Task instructions ▸
Exactly reproduce the entries, dropping any pictures from your copy.

Data provided ▸
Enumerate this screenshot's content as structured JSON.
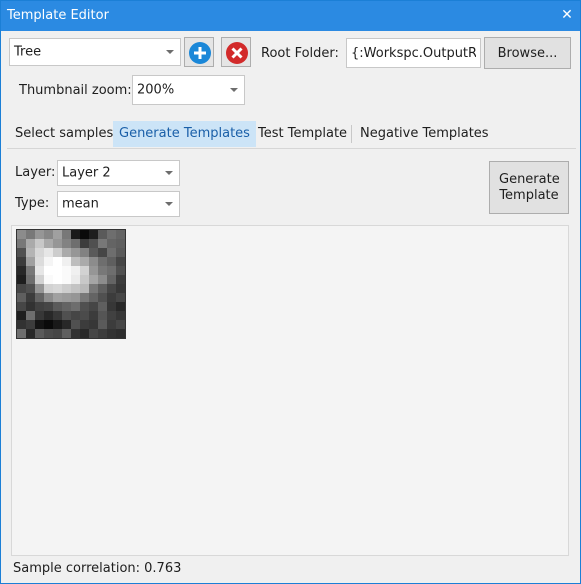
{
  "window": {
    "title": "Template Editor",
    "close_glyph": "✕"
  },
  "toolbar": {
    "class_select_value": "Tree",
    "add_icon": "plus-circle-icon",
    "remove_icon": "x-circle-icon",
    "add_color": "#1a87d8",
    "remove_color": "#d22a2a",
    "root_folder_label": "Root Folder:",
    "root_folder_value": "{:Workspc.OutputRoot}",
    "browse_label": "Browse..."
  },
  "zoom": {
    "label": "Thumbnail zoom:",
    "value": "200%"
  },
  "tabs": [
    {
      "label": "Select samples",
      "active": false
    },
    {
      "label": "Generate Templates",
      "active": true
    },
    {
      "label": "Test Template",
      "active": false
    },
    {
      "label": "Negative Templates",
      "active": false
    }
  ],
  "generate": {
    "layer_label": "Layer:",
    "layer_value": "Layer 2",
    "type_label": "Type:",
    "type_value": "mean",
    "generate_button": "Generate Template"
  },
  "template_thumbnail": {
    "grid_size": 12,
    "pixels": [
      [
        140,
        120,
        150,
        135,
        160,
        120,
        25,
        10,
        30,
        90,
        110,
        100
      ],
      [
        120,
        170,
        200,
        170,
        150,
        130,
        110,
        60,
        80,
        120,
        100,
        95
      ],
      [
        80,
        180,
        215,
        230,
        205,
        170,
        150,
        130,
        90,
        70,
        110,
        90
      ],
      [
        60,
        160,
        220,
        245,
        255,
        240,
        190,
        170,
        140,
        110,
        95,
        70
      ],
      [
        40,
        120,
        230,
        255,
        255,
        250,
        240,
        210,
        150,
        120,
        110,
        80
      ],
      [
        30,
        110,
        210,
        250,
        255,
        250,
        235,
        200,
        165,
        140,
        100,
        60
      ],
      [
        70,
        80,
        150,
        210,
        215,
        205,
        195,
        185,
        120,
        95,
        70,
        55
      ],
      [
        95,
        60,
        100,
        140,
        160,
        155,
        150,
        120,
        100,
        80,
        60,
        70
      ],
      [
        70,
        50,
        65,
        70,
        90,
        100,
        110,
        80,
        70,
        95,
        55,
        40
      ],
      [
        30,
        110,
        55,
        40,
        55,
        80,
        70,
        75,
        60,
        85,
        65,
        55
      ],
      [
        50,
        60,
        20,
        10,
        25,
        40,
        80,
        60,
        55,
        90,
        60,
        70
      ],
      [
        110,
        40,
        90,
        75,
        70,
        95,
        50,
        40,
        70,
        60,
        50,
        45
      ]
    ]
  },
  "status": {
    "label": "Sample correlation: 0.763"
  }
}
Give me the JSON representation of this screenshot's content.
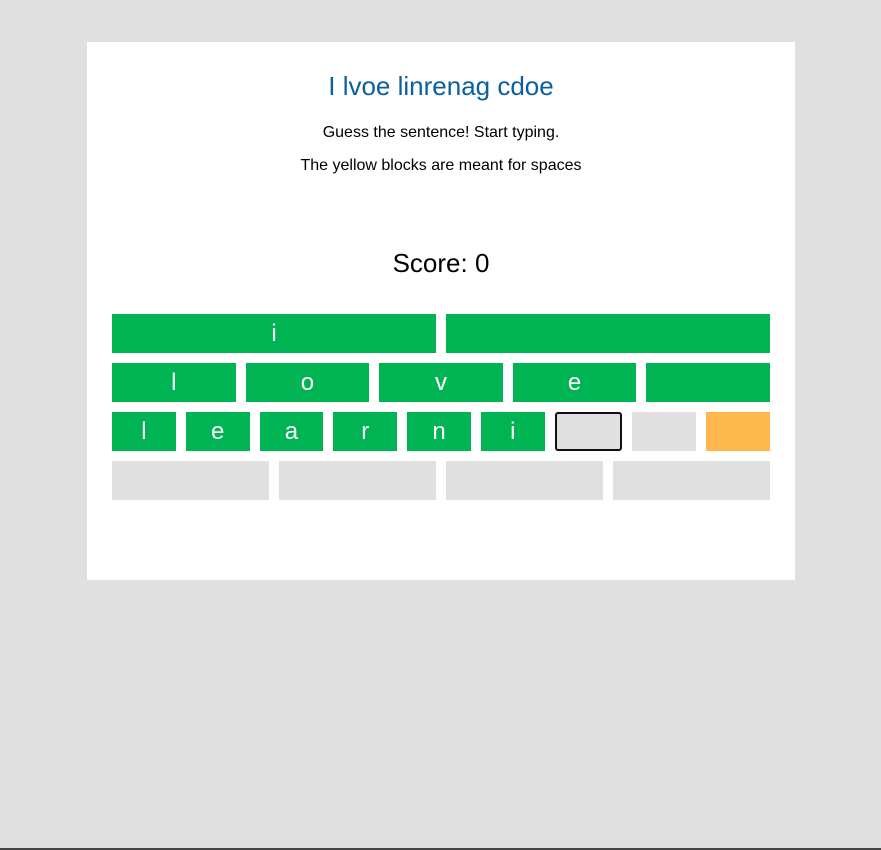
{
  "game": {
    "title": "I lvoe linrenag cdoe",
    "instructions": "Guess the sentence! Start typing.",
    "hint": "The yellow blocks are meant for spaces",
    "score_text": "Score: 0",
    "score": 0
  },
  "colors": {
    "correct": "#00b454",
    "space": "#ffb84d",
    "empty": "#e0e0e0",
    "title": "#0a5fa0"
  },
  "rows": [
    [
      {
        "letter": "i",
        "state": "correct"
      },
      {
        "letter": "",
        "state": "correct"
      }
    ],
    [
      {
        "letter": "l",
        "state": "correct"
      },
      {
        "letter": "o",
        "state": "correct"
      },
      {
        "letter": "v",
        "state": "correct"
      },
      {
        "letter": "e",
        "state": "correct"
      },
      {
        "letter": "",
        "state": "correct"
      }
    ],
    [
      {
        "letter": "l",
        "state": "correct"
      },
      {
        "letter": "e",
        "state": "correct"
      },
      {
        "letter": "a",
        "state": "correct"
      },
      {
        "letter": "r",
        "state": "correct"
      },
      {
        "letter": "n",
        "state": "correct"
      },
      {
        "letter": "i",
        "state": "correct"
      },
      {
        "letter": "",
        "state": "active"
      },
      {
        "letter": "",
        "state": "empty"
      },
      {
        "letter": "",
        "state": "space"
      }
    ],
    [
      {
        "letter": "",
        "state": "empty"
      },
      {
        "letter": "",
        "state": "empty"
      },
      {
        "letter": "",
        "state": "empty"
      },
      {
        "letter": "",
        "state": "empty"
      }
    ]
  ]
}
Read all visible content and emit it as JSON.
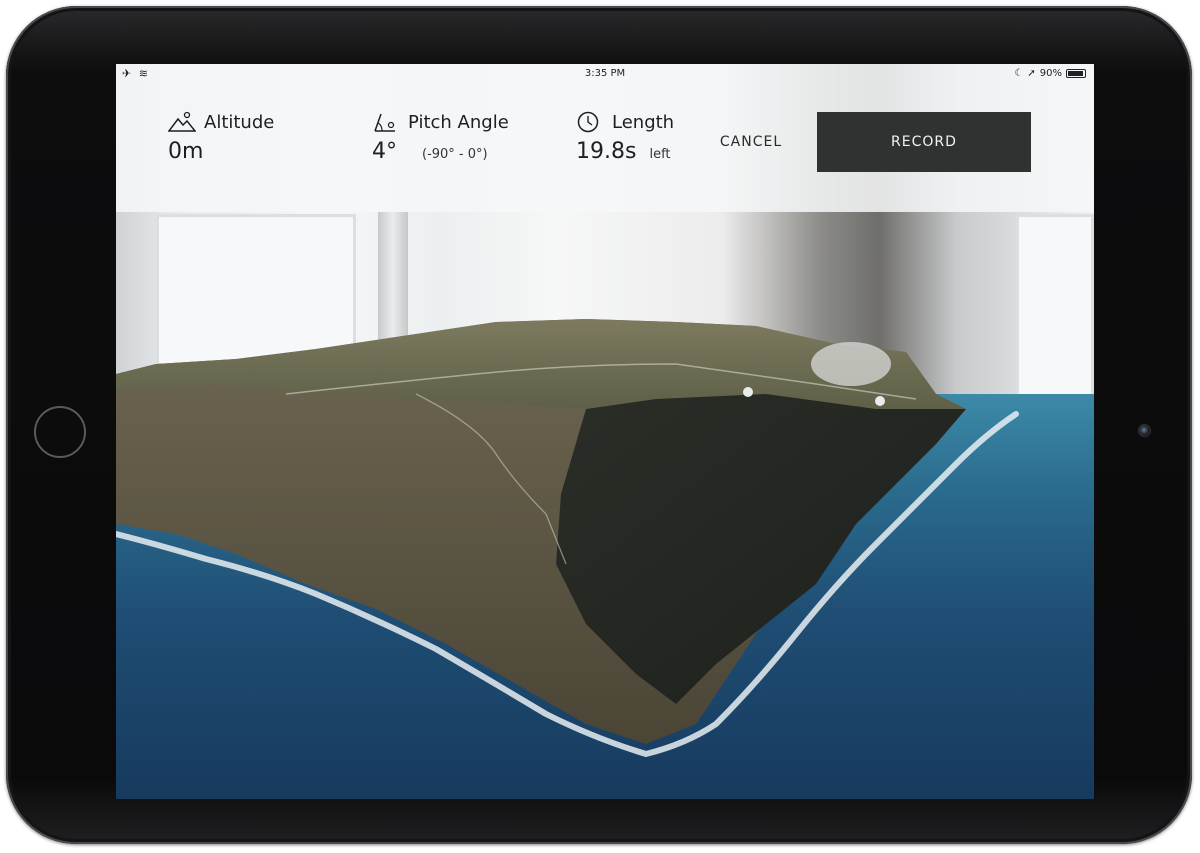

Exercise result ▸
Enumerate this screenshot's content as structured JSON.
{
  "window": {
    "title": "Template Editor",
    "close_glyph": "✕"
  },
  "toolbar": {
    "class_select_value": "Tree",
    "add_icon": "plus-circle-icon",
    "remove_icon": "x-circle-icon",
    "add_color": "#1a87d8",
    "remove_color": "#d22a2a",
    "root_folder_label": "Root Folder:",
    "root_folder_value": "{:Workspc.OutputRoot}",
    "browse_label": "Browse..."
  },
  "zoom": {
    "label": "Thumbnail zoom:",
    "value": "200%"
  },
  "tabs": [
    {
      "label": "Select samples",
      "active": false
    },
    {
      "label": "Generate Templates",
      "active": true
    },
    {
      "label": "Test Template",
      "active": false
    },
    {
      "label": "Negative Templates",
      "active": false
    }
  ],
  "generate": {
    "layer_label": "Layer:",
    "layer_value": "Layer 2",
    "type_label": "Type:",
    "type_value": "mean",
    "generate_button": "Generate Template"
  },
  "template_thumbnail": {
    "grid_size": 12,
    "pixels": [
      [
        140,
        120,
        150,
        135,
        160,
        120,
        25,
        10,
        30,
        90,
        110,
        100
      ],
      [
        120,
        170,
        200,
        170,
        150,
        130,
        110,
        60,
        80,
        120,
        100,
        95
      ],
      [
        80,
        180,
        215,
        230,
        205,
        170,
        150,
        130,
        90,
        70,
        110,
        90
      ],
      [
        60,
        160,
        220,
        245,
        255,
        240,
        190,
        170,
        140,
        110,
        95,
        70
      ],
      [
        40,
        120,
        230,
        255,
        255,
        250,
        240,
        210,
        150,
        120,
        110,
        80
      ],
      [
        30,
        110,
        210,
        250,
        255,
        250,
        235,
        200,
        165,
        140,
        100,
        60
      ],
      [
        70,
        80,
        150,
        210,
        215,
        205,
        195,
        185,
        120,
        95,
        70,
        55
      ],
      [
        95,
        60,
        100,
        140,
        160,
        155,
        150,
        120,
        100,
        80,
        60,
        70
      ],
      [
        70,
        50,
        65,
        70,
        90,
        100,
        110,
        80,
        70,
        95,
        55,
        40
      ],
      [
        30,
        110,
        55,
        40,
        55,
        80,
        70,
        75,
        60,
        85,
        65,
        55
      ],
      [
        50,
        60,
        20,
        10,
        25,
        40,
        80,
        60,
        55,
        90,
        60,
        70
      ],
      [
        110,
        40,
        90,
        75,
        70,
        95,
        50,
        40,
        70,
        60,
        50,
        45
      ]
    ]
  },
  "status": {
    "label": "Sample correlation: 0.763"
  }
}
Give me the JSON representation of this screenshot's content.
{
  "game": {
    "title": "I lvoe linrenag cdoe",
    "instructions": "Guess the sentence! Start typing.",
    "hint": "The yellow blocks are meant for spaces",
    "score_text": "Score: 0",
    "score": 0
  },
  "colors": {
    "correct": "#00b454",
    "space": "#ffb84d",
    "empty": "#e0e0e0",
    "title": "#0a5fa0"
  },
  "rows": [
    [
      {
        "letter": "i",
        "state": "correct"
      },
      {
        "letter": "",
        "state": "correct"
      }
    ],
    [
      {
        "letter": "l",
        "state": "correct"
      },
      {
        "letter": "o",
        "state": "correct"
      },
      {
        "letter": "v",
        "state": "correct"
      },
      {
        "letter": "e",
        "state": "correct"
      },
      {
        "letter": "",
        "state": "correct"
      }
    ],
    [
      {
        "letter": "l",
        "state": "correct"
      },
      {
        "letter": "e",
        "state": "correct"
      },
      {
        "letter": "a",
        "state": "correct"
      },
      {
        "letter": "r",
        "state": "correct"
      },
      {
        "letter": "n",
        "state": "correct"
      },
      {
        "letter": "i",
        "state": "correct"
      },
      {
        "letter": "",
        "state": "active"
      },
      {
        "letter": "",
        "state": "empty"
      },
      {
        "letter": "",
        "state": "space"
      }
    ],
    [
      {
        "letter": "",
        "state": "empty"
      },
      {
        "letter": "",
        "state": "empty"
      },
      {
        "letter": "",
        "state": "empty"
      },
      {
        "letter": "",
        "state": "empty"
      }
    ]
  ]
}
Read all visible content and emit it as JSON.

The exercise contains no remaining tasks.